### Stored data
══════

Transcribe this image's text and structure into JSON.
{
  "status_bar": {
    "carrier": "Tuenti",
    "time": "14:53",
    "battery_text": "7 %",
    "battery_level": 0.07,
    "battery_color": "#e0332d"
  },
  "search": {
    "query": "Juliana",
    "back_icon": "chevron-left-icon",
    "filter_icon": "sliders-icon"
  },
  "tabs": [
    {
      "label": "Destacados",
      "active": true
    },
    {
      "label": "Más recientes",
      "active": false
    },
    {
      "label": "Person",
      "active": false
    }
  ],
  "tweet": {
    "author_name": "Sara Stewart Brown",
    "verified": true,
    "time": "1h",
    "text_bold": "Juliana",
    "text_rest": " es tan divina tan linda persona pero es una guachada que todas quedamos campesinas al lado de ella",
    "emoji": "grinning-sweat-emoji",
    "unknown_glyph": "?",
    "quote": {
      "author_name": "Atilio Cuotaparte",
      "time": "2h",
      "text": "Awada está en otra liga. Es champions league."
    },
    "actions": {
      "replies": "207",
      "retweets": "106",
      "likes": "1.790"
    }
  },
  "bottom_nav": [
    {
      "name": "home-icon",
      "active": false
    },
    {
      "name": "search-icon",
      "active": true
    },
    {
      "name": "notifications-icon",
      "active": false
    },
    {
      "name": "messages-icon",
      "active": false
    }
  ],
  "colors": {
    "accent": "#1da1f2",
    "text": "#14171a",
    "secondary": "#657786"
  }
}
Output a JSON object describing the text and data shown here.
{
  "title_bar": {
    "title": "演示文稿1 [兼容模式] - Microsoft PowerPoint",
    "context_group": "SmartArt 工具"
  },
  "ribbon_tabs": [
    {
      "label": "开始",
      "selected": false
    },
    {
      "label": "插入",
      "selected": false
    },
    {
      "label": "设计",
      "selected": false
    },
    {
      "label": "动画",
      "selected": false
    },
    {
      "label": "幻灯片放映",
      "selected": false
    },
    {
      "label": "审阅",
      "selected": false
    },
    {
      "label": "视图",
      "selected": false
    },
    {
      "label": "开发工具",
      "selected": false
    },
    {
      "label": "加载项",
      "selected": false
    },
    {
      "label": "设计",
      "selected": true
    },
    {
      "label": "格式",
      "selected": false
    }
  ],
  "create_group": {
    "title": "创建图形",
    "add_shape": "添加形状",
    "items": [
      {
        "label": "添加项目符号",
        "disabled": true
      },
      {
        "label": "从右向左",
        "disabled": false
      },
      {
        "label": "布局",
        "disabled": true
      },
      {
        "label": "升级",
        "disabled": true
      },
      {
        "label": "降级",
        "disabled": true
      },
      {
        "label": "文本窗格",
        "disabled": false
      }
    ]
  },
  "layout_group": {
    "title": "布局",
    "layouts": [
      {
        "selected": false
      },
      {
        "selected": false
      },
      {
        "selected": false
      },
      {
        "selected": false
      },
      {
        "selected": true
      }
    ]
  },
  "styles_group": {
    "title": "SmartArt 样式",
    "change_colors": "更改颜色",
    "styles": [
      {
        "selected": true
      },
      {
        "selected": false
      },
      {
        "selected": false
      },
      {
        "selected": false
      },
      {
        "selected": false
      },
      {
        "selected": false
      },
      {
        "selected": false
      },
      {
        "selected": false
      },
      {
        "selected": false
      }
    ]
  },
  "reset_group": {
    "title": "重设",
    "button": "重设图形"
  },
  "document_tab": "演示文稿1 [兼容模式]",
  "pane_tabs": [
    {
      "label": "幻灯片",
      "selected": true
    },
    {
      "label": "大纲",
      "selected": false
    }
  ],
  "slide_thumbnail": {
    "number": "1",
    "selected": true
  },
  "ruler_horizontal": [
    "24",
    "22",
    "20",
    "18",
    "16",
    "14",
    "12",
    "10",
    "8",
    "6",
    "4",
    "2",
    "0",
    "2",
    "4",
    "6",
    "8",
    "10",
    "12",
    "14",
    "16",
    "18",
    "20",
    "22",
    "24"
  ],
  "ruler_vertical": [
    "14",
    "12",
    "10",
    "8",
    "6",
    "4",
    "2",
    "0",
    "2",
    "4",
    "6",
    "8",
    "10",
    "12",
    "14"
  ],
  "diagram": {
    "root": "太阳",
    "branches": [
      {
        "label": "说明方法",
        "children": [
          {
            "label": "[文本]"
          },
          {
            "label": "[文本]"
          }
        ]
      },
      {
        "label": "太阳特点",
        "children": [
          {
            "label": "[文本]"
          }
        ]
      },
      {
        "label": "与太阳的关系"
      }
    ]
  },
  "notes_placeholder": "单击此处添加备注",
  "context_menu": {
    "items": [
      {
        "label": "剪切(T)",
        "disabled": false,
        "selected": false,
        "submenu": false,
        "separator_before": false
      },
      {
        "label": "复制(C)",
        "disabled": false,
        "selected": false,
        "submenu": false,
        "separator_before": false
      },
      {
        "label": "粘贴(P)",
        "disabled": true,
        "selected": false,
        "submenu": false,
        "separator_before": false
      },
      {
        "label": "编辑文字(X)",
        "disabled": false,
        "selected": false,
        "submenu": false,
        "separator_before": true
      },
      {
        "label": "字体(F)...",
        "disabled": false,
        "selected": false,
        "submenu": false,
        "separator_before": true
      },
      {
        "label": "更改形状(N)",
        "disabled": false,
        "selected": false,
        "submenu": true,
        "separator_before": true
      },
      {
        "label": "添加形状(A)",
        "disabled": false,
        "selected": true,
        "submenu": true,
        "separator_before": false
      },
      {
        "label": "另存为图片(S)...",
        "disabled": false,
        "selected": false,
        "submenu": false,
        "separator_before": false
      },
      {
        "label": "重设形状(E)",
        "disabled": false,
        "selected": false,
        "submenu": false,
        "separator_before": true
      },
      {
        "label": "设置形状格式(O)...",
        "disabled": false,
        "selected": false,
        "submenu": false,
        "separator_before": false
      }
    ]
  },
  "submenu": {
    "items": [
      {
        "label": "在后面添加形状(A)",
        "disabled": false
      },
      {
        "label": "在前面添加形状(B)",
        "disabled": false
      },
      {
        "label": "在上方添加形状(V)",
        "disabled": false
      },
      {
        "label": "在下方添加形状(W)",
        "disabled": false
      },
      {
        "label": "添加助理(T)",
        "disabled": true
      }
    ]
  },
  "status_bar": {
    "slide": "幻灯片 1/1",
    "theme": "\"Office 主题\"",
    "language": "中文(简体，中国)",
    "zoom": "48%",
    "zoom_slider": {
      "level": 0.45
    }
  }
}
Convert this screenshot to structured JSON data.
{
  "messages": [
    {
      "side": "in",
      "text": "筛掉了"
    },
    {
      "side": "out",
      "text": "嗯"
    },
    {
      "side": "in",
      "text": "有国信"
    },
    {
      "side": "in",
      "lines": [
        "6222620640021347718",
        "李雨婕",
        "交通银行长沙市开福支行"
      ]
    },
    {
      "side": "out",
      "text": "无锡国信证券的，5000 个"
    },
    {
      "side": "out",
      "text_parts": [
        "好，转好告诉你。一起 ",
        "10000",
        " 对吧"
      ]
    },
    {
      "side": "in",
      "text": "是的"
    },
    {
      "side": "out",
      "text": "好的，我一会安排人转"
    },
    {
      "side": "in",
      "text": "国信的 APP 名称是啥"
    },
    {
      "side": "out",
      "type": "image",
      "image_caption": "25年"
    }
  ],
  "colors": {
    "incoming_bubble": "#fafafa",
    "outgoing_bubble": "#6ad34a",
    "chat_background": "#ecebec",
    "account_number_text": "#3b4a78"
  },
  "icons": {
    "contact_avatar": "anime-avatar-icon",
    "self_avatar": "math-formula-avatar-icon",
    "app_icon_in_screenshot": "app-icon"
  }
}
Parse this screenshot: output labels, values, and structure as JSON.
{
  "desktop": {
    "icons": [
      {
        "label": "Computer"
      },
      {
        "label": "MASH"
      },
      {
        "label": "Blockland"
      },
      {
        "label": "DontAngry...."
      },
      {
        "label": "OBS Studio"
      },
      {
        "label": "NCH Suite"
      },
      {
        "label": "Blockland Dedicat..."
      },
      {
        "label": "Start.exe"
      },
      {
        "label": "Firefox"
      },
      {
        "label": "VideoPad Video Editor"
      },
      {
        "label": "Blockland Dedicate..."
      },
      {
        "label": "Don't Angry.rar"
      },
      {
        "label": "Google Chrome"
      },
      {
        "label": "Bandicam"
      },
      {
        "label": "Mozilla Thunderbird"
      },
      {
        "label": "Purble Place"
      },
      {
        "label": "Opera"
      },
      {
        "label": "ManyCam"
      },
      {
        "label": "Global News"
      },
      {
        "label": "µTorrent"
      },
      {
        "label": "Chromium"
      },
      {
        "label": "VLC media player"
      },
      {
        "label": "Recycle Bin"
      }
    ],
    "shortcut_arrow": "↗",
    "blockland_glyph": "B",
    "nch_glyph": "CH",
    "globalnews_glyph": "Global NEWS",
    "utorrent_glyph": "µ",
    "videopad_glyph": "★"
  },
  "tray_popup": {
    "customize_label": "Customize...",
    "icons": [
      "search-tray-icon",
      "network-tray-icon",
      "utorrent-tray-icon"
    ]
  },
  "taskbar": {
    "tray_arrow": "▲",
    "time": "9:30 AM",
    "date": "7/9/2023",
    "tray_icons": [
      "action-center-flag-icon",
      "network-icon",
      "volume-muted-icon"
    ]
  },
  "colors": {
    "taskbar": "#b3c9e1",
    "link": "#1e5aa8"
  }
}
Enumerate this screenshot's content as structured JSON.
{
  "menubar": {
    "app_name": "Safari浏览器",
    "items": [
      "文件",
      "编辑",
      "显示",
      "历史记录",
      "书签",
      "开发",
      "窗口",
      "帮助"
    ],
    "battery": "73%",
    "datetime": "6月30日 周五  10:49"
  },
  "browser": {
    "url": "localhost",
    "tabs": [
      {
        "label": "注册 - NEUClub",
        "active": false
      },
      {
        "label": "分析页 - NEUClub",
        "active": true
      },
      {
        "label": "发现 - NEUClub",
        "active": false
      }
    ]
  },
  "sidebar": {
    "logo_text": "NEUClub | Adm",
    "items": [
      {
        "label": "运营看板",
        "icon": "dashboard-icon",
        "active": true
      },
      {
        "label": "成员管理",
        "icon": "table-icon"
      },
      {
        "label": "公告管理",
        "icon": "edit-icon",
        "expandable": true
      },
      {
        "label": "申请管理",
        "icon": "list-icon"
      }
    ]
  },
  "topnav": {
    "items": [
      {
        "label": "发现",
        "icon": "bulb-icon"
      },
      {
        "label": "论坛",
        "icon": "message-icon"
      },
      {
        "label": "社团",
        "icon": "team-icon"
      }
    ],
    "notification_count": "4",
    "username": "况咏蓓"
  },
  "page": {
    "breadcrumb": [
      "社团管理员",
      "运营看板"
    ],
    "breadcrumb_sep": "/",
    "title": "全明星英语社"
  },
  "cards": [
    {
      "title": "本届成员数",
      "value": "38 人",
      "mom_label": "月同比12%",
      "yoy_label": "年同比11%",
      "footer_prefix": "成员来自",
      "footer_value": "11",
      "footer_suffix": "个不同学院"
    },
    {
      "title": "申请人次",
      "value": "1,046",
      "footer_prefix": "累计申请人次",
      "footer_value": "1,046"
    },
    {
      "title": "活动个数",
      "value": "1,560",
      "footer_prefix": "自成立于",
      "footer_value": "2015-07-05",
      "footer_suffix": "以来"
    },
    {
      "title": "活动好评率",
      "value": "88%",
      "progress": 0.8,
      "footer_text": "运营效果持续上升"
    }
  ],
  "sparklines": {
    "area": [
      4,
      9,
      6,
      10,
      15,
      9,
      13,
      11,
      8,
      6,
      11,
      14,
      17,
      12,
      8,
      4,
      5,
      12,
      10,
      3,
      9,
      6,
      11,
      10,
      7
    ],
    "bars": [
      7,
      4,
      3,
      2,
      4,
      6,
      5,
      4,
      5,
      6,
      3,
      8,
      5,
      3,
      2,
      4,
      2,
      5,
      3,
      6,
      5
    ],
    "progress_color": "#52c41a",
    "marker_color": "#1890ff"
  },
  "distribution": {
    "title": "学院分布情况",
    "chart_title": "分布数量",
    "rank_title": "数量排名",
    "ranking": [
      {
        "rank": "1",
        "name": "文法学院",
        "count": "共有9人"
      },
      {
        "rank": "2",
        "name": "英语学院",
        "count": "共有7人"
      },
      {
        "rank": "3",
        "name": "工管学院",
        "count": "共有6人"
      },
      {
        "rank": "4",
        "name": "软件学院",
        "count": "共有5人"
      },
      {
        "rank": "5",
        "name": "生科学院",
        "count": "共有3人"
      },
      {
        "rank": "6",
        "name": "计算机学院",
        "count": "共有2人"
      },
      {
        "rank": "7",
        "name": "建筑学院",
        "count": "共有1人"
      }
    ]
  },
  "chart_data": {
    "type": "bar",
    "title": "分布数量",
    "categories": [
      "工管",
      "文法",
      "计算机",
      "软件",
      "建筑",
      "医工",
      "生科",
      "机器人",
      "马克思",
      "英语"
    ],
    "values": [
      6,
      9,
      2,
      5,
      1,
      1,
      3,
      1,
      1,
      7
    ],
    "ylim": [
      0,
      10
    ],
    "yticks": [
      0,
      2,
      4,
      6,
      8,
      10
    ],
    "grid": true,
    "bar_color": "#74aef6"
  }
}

══════

Give only a number: how many lines of the data hold the string "structured"?

2